***** MATERIAL FOR THE TASK
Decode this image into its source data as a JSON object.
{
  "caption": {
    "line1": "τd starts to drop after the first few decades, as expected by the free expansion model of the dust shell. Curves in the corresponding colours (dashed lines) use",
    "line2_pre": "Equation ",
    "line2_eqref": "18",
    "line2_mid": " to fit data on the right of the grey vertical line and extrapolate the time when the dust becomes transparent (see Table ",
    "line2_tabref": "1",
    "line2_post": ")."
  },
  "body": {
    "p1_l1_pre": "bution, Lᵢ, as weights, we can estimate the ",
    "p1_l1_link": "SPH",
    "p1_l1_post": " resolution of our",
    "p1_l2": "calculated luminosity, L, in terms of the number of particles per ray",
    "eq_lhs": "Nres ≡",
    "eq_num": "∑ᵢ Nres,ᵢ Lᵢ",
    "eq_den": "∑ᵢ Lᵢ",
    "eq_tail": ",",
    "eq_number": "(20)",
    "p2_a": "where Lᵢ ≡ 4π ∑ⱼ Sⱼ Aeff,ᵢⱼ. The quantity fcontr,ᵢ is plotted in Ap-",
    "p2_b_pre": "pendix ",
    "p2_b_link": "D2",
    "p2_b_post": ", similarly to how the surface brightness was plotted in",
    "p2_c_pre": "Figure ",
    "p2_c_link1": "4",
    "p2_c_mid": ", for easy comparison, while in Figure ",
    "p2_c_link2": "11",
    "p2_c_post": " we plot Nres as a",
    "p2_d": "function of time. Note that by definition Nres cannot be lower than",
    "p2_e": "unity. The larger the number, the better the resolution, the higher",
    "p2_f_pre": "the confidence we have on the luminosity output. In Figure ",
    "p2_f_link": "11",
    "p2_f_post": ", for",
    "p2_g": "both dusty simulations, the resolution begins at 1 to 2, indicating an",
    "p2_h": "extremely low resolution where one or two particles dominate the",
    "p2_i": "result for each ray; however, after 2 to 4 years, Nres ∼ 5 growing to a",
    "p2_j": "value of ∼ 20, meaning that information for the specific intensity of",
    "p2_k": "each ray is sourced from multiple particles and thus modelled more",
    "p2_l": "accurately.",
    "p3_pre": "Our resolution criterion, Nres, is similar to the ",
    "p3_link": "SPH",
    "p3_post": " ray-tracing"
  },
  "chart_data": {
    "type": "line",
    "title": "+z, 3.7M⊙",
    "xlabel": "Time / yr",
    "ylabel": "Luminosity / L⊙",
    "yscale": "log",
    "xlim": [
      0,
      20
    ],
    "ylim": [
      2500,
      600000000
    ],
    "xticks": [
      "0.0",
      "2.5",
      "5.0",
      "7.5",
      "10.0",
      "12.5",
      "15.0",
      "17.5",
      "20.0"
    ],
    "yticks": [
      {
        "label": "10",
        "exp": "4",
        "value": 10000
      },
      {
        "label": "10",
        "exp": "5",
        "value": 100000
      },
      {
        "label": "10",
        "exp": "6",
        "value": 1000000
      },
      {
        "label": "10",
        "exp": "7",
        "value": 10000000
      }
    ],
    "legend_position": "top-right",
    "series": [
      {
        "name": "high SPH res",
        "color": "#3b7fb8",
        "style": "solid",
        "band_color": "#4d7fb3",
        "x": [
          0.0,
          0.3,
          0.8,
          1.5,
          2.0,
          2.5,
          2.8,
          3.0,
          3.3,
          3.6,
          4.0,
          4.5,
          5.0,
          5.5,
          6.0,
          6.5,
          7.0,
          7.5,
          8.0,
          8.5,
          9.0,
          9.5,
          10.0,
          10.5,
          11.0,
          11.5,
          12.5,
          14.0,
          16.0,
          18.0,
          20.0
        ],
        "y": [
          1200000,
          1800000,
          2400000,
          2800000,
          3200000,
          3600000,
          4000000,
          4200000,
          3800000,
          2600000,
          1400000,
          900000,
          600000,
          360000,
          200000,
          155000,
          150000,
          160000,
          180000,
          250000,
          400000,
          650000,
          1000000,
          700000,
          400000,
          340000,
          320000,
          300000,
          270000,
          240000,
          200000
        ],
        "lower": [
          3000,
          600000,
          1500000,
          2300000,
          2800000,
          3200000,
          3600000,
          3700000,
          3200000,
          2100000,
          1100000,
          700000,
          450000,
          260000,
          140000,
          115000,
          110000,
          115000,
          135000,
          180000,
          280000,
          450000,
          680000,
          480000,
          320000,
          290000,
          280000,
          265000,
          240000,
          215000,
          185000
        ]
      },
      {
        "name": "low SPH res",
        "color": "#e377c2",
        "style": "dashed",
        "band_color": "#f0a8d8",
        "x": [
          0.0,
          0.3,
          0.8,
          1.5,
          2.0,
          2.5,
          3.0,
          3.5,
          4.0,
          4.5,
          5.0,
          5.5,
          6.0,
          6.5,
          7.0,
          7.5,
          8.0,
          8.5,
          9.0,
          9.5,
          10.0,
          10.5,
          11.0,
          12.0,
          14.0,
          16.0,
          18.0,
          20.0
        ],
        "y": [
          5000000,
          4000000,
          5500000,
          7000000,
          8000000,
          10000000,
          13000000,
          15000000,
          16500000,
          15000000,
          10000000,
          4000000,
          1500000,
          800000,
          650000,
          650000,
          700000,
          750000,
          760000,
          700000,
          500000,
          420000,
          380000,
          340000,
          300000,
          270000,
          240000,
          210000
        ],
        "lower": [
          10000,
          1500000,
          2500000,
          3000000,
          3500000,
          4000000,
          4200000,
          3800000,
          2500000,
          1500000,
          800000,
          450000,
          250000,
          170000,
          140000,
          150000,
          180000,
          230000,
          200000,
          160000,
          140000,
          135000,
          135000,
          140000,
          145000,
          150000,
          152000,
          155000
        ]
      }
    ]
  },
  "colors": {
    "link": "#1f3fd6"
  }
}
**********
■ **TASK PROMPT**
Display every line of the listing that contains the string "Figure".

■ **COMPLETED EXERCISE**
    "p2_c_pre": "Figure ",
    "p2_c_mid": ", for easy comparison, while in Figure ",
    "p2_f_pre": "the confidence we have on the luminosity output. In Figure ",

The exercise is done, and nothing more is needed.